Task directions
Identify, in the records below, every line where the string "delle" appears, and copy each such line.

Data for this task
━━━━━━━━━━━━━━━━━━━━

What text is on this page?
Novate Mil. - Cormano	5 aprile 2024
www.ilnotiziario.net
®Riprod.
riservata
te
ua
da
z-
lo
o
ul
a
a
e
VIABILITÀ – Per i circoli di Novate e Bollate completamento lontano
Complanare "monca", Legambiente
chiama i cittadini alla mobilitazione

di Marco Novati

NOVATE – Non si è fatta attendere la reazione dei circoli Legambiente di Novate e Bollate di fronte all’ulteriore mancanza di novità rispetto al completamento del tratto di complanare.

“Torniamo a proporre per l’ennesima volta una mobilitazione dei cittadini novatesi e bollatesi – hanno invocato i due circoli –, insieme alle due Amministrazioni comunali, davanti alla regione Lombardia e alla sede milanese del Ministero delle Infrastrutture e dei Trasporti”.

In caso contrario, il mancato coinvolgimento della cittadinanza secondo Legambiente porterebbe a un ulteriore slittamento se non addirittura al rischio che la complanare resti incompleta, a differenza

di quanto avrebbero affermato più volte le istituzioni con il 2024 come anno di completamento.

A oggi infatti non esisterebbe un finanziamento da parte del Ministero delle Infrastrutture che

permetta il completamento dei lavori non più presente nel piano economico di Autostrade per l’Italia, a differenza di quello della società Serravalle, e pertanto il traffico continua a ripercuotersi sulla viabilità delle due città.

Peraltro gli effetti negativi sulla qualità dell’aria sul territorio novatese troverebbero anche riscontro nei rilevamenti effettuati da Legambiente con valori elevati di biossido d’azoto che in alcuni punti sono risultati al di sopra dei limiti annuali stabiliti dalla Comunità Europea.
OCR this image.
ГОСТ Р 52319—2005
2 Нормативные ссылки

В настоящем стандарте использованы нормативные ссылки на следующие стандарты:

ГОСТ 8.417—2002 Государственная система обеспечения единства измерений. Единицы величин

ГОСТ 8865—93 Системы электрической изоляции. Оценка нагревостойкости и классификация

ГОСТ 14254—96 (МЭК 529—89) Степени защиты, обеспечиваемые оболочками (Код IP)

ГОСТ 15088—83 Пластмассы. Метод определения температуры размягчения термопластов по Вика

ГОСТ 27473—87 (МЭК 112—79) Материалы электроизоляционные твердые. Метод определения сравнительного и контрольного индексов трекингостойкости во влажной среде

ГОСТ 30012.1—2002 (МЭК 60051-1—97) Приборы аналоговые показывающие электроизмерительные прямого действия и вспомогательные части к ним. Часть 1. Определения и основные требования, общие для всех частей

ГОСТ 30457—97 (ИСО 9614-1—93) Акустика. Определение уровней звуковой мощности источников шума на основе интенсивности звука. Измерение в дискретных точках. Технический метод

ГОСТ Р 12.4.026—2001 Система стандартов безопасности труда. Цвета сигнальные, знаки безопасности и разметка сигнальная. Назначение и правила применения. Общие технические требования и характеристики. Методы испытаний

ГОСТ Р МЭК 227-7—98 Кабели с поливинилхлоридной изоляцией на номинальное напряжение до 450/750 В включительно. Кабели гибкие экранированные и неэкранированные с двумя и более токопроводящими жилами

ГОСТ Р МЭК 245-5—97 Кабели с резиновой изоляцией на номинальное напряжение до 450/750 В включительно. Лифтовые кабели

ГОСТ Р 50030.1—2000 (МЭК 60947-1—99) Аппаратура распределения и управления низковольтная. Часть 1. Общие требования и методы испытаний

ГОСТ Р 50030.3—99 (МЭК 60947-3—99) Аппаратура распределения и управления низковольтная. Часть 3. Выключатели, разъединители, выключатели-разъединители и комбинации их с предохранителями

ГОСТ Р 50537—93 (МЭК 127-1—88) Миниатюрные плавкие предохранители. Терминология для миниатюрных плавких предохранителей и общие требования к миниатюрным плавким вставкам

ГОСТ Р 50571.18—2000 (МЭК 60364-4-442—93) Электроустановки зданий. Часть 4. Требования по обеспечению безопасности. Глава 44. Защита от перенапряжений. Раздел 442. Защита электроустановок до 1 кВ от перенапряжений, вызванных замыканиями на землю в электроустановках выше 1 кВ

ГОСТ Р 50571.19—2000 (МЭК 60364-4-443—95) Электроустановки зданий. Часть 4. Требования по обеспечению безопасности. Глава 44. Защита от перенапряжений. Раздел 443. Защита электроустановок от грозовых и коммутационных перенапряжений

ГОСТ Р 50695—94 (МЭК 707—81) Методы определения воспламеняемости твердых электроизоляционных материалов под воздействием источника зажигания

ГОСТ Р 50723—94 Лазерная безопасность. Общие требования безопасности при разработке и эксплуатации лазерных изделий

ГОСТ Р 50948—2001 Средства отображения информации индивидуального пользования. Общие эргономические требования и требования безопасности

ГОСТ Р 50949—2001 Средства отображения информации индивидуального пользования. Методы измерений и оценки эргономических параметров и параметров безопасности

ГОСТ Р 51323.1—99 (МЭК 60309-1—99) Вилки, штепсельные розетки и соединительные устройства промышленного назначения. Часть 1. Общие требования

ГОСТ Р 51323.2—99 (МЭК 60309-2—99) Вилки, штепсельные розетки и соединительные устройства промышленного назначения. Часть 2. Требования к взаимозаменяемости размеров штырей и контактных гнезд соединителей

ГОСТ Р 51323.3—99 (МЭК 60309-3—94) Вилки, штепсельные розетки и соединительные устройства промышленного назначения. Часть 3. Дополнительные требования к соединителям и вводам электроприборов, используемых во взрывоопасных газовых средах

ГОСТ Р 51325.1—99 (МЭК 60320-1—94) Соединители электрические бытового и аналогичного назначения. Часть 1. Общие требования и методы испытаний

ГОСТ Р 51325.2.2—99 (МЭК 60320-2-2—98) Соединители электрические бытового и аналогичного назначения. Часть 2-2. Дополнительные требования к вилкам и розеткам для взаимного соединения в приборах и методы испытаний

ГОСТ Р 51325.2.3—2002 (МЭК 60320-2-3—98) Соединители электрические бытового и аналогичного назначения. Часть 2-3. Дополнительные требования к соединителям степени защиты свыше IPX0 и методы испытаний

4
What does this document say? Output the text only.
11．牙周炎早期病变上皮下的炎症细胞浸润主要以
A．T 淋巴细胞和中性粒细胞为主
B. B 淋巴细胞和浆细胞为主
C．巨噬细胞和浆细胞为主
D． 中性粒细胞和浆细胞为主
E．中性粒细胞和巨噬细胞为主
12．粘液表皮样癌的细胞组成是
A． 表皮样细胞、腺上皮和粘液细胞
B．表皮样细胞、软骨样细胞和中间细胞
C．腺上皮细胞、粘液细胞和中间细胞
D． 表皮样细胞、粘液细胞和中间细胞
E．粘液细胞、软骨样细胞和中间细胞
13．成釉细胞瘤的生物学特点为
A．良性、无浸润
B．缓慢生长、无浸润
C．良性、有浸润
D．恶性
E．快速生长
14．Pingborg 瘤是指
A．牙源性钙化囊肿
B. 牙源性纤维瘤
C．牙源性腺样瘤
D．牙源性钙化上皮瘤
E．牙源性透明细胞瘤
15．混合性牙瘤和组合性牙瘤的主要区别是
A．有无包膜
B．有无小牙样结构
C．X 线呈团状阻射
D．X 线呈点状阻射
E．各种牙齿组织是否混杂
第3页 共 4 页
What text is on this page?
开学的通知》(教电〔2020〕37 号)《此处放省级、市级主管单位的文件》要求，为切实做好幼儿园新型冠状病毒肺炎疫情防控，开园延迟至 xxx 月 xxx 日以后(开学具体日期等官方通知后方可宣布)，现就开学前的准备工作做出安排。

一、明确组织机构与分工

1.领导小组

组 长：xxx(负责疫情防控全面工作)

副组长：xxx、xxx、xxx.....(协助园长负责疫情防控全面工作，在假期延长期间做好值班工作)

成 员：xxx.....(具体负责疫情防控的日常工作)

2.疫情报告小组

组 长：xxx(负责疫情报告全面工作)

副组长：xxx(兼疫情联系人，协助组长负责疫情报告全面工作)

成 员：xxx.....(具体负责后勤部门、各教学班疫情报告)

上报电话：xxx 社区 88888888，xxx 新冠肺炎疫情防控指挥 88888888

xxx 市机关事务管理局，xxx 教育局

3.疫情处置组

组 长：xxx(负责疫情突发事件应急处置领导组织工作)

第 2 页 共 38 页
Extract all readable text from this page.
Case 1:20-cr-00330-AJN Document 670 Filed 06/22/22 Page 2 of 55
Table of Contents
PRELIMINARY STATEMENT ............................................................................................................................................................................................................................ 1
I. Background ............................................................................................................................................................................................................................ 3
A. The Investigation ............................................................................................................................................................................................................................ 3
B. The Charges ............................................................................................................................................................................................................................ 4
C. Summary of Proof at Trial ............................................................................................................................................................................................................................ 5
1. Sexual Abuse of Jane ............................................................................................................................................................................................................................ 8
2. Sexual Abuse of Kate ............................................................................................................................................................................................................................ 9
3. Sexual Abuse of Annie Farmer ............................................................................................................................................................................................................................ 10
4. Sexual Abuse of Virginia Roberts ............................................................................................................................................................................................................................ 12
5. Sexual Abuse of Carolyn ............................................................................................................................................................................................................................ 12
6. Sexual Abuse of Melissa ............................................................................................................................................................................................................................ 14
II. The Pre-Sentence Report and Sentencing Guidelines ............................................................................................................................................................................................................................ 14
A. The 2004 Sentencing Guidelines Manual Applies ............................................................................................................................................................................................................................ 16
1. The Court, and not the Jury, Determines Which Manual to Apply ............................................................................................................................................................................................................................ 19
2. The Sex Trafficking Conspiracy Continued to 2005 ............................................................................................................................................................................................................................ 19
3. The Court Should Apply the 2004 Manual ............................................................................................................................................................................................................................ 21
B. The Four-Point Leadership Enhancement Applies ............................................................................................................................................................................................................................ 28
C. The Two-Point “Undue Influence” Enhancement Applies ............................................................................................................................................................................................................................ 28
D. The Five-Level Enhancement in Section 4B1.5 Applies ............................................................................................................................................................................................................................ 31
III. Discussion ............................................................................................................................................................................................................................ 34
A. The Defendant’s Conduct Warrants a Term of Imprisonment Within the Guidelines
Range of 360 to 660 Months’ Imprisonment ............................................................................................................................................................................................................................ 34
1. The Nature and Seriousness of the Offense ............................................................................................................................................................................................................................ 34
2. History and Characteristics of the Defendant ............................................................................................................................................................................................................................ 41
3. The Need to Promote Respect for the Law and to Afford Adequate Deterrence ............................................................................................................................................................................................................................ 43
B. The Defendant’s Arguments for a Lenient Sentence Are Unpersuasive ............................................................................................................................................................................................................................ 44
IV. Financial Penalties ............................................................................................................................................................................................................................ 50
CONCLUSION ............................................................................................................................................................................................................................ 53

━━━━━━━━━━━━━━━━━━━━

Full response
“Torniamo a proporre per l’ennesima volta una mobilitazione dei cittadini novatesi e bollatesi – hanno invocato i due circoli –, insieme alle due Amministrazioni comunali, davanti alla regione Lombardia e alla sede milanese del Ministero delle Infrastrutture e dei Trasporti”.
A oggi infatti non esisterebbe un finanziamento da parte del Ministero delle Infrastrutture che
permetta il completamento dei lavori non più presente nel piano economico di Autostrade per l’Italia, a differenza di quello della società Serravalle, e pertanto il traffico continua a ripercuotersi sulla viabilità delle due città.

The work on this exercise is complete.